# Supplied material
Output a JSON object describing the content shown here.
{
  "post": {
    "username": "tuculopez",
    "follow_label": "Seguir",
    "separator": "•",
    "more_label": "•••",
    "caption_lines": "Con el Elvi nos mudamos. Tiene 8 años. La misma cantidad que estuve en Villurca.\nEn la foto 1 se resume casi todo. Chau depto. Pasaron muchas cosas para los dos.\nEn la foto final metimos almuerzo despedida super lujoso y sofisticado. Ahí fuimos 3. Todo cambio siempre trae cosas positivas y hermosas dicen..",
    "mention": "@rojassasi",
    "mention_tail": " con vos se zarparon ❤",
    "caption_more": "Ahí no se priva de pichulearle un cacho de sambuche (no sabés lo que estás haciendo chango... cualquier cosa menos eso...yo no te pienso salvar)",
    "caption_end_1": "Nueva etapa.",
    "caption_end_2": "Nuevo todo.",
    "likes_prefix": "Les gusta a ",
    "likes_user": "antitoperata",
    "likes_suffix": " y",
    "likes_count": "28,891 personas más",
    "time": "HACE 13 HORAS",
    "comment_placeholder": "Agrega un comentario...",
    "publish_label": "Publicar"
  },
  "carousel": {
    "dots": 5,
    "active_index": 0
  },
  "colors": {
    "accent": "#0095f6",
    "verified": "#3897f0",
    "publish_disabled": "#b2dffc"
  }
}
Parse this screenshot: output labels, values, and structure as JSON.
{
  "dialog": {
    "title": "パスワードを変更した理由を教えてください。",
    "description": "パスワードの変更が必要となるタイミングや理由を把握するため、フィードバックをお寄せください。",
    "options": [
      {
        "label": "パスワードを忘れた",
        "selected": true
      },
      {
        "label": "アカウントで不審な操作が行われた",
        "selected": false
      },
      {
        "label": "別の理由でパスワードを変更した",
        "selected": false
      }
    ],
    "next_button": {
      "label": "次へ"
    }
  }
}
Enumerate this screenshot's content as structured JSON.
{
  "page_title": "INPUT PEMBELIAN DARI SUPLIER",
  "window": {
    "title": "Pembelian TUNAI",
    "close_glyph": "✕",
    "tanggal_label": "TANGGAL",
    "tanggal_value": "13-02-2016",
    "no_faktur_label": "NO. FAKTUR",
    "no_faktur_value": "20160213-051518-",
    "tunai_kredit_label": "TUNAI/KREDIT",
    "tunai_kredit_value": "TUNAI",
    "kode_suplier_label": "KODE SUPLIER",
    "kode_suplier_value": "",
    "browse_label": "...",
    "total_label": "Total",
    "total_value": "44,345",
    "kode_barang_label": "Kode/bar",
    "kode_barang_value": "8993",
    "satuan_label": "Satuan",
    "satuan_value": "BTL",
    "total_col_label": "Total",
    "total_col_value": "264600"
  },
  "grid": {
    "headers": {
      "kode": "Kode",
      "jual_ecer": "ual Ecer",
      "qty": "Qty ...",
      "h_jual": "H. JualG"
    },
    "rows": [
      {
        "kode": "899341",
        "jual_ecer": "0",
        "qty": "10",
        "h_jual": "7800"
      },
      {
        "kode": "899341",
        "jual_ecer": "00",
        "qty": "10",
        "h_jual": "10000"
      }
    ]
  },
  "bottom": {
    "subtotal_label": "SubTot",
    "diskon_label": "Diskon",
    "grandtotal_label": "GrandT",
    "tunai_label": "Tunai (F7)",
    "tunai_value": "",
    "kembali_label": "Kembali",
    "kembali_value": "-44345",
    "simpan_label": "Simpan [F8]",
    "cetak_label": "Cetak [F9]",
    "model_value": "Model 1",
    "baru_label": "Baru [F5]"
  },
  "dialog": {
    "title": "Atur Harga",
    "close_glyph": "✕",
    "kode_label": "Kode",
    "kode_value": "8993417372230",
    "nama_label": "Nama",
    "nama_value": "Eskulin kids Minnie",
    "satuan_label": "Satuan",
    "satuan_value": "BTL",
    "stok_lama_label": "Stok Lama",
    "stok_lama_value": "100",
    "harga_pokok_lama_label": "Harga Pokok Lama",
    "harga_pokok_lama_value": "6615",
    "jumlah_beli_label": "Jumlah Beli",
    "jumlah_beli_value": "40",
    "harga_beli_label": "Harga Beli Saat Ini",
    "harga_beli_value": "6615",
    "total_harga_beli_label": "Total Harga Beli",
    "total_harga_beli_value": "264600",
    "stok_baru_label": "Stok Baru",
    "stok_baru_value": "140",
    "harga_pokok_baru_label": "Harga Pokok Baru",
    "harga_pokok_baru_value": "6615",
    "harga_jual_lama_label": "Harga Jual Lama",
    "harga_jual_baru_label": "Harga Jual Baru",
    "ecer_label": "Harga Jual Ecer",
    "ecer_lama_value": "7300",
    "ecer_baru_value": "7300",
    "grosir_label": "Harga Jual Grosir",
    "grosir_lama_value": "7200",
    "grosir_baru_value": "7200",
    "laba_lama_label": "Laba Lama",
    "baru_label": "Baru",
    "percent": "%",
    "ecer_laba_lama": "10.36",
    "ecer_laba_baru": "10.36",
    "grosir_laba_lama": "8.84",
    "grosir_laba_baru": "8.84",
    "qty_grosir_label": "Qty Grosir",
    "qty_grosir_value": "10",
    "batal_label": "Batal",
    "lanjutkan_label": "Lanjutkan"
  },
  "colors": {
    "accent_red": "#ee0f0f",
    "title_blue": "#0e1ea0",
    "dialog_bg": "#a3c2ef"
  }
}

# Written request
Every line of the data above should be copied exactly.

# Problem solution
Output a JSON object describing the content shown here.
{
  "post": {
    "username": "tuculopez",
    "follow_label": "Seguir",
    "separator": "•",
    "more_label": "•••",
    "caption_lines": "Con el Elvi nos mudamos. Tiene 8 años. La misma cantidad que estuve en Villurca.\nEn la foto 1 se resume casi todo. Chau depto. Pasaron muchas cosas para los dos.\nEn la foto final metimos almuerzo despedida super lujoso y sofisticado. Ahí fuimos 3. Todo cambio siempre trae cosas positivas y hermosas dicen..",
    "mention": "@rojassasi",
    "mention_tail": " con vos se zarparon ❤",
    "caption_more": "Ahí no se priva de pichulearle un cacho de sambuche (no sabés lo que estás haciendo chango... cualquier cosa menos eso...yo no te pienso salvar)",
    "caption_end_1": "Nueva etapa.",
    "caption_end_2": "Nuevo todo.",
    "likes_prefix": "Les gusta a ",
    "likes_user": "antitoperata",
    "likes_suffix": " y",
    "likes_count": "28,891 personas más",
    "time": "HACE 13 HORAS",
    "comment_placeholder": "Agrega un comentario...",
    "publish_label": "Publicar"
  },
  "carousel": {
    "dots": 5,
    "active_index": 0
  },
  "colors": {
    "accent": "#0095f6",
    "verified": "#3897f0",
    "publish_disabled": "#b2dffc"
  }
}
Parse this screenshot: output labels, values, and structure as JSON.
{
  "dialog": {
    "title": "パスワードを変更した理由を教えてください。",
    "description": "パスワードの変更が必要となるタイミングや理由を把握するため、フィードバックをお寄せください。",
    "options": [
      {
        "label": "パスワードを忘れた",
        "selected": true
      },
      {
        "label": "アカウントで不審な操作が行われた",
        "selected": false
      },
      {
        "label": "別の理由でパスワードを変更した",
        "selected": false
      }
    ],
    "next_button": {
      "label": "次へ"
    }
  }
}
Enumerate this screenshot's content as structured JSON.
{
  "page_title": "INPUT PEMBELIAN DARI SUPLIER",
  "window": {
    "title": "Pembelian TUNAI",
    "close_glyph": "✕",
    "tanggal_label": "TANGGAL",
    "tanggal_value": "13-02-2016",
    "no_faktur_label": "NO. FAKTUR",
    "no_faktur_value": "20160213-051518-",
    "tunai_kredit_label": "TUNAI/KREDIT",
    "tunai_kredit_value": "TUNAI",
    "kode_suplier_label": "KODE SUPLIER",
    "kode_suplier_value": "",
    "browse_label": "...",
    "total_label": "Total",
    "total_value": "44,345",
    "kode_barang_label": "Kode/bar",
    "kode_barang_value": "8993",
    "satuan_label": "Satuan",
    "satuan_value": "BTL",
    "total_col_label": "Total",
    "total_col_value": "264600"
  },
  "grid": {
    "headers": {
      "kode": "Kode",
      "jual_ecer": "ual Ecer",
      "qty": "Qty ...",
      "h_jual": "H. JualG"
    },
    "rows": [
      {
        "kode": "899341",
        "jual_ecer": "0",
        "qty": "10",
        "h_jual": "7800"
      },
      {
        "kode": "899341",
        "jual_ecer": "00",
        "qty": "10",
        "h_jual": "10000"
      }
    ]
  },
  "bottom": {
    "subtotal_label": "SubTot",
    "diskon_label": "Diskon",
    "grandtotal_label": "GrandT",
    "tunai_label": "Tunai (F7)",
    "tunai_value": "",
    "kembali_label": "Kembali",
    "kembali_value": "-44345",
    "simpan_label": "Simpan [F8]",
    "cetak_label": "Cetak [F9]",
    "model_value": "Model 1",
    "baru_label": "Baru [F5]"
  },
  "dialog": {
    "title": "Atur Harga",
    "close_glyph": "✕",
    "kode_label": "Kode",
    "kode_value": "8993417372230",
    "nama_label": "Nama",
    "nama_value": "Eskulin kids Minnie",
    "satuan_label": "Satuan",
    "satuan_value": "BTL",
    "stok_lama_label": "Stok Lama",
    "stok_lama_value": "100",
    "harga_pokok_lama_label": "Harga Pokok Lama",
    "harga_pokok_lama_value": "6615",
    "jumlah_beli_label": "Jumlah Beli",
    "jumlah_beli_value": "40",
    "harga_beli_label": "Harga Beli Saat Ini",
    "harga_beli_value": "6615",
    "total_harga_beli_label": "Total Harga Beli",
    "total_harga_beli_value": "264600",
    "stok_baru_label": "Stok Baru",
    "stok_baru_value": "140",
    "harga_pokok_baru_label": "Harga Pokok Baru",
    "harga_pokok_baru_value": "6615",
    "harga_jual_lama_label": "Harga Jual Lama",
    "harga_jual_baru_label": "Harga Jual Baru",
    "ecer_label": "Harga Jual Ecer",
    "ecer_lama_value": "7300",
    "ecer_baru_value": "7300",
    "grosir_label": "Harga Jual Grosir",
    "grosir_lama_value": "7200",
    "grosir_baru_value": "7200",
    "laba_lama_label": "Laba Lama",
    "baru_label": "Baru",
    "percent": "%",
    "ecer_laba_lama": "10.36",
    "ecer_laba_baru": "10.36",
    "grosir_laba_lama": "8.84",
    "grosir_laba_baru": "8.84",
    "qty_grosir_label": "Qty Grosir",
    "qty_grosir_value": "10",
    "batal_label": "Batal",
    "lanjutkan_label": "Lanjutkan"
  },
  "colors": {
    "accent_red": "#ee0f0f",
    "title_blue": "#0e1ea0",
    "dialog_bg": "#a3c2ef"
  }
}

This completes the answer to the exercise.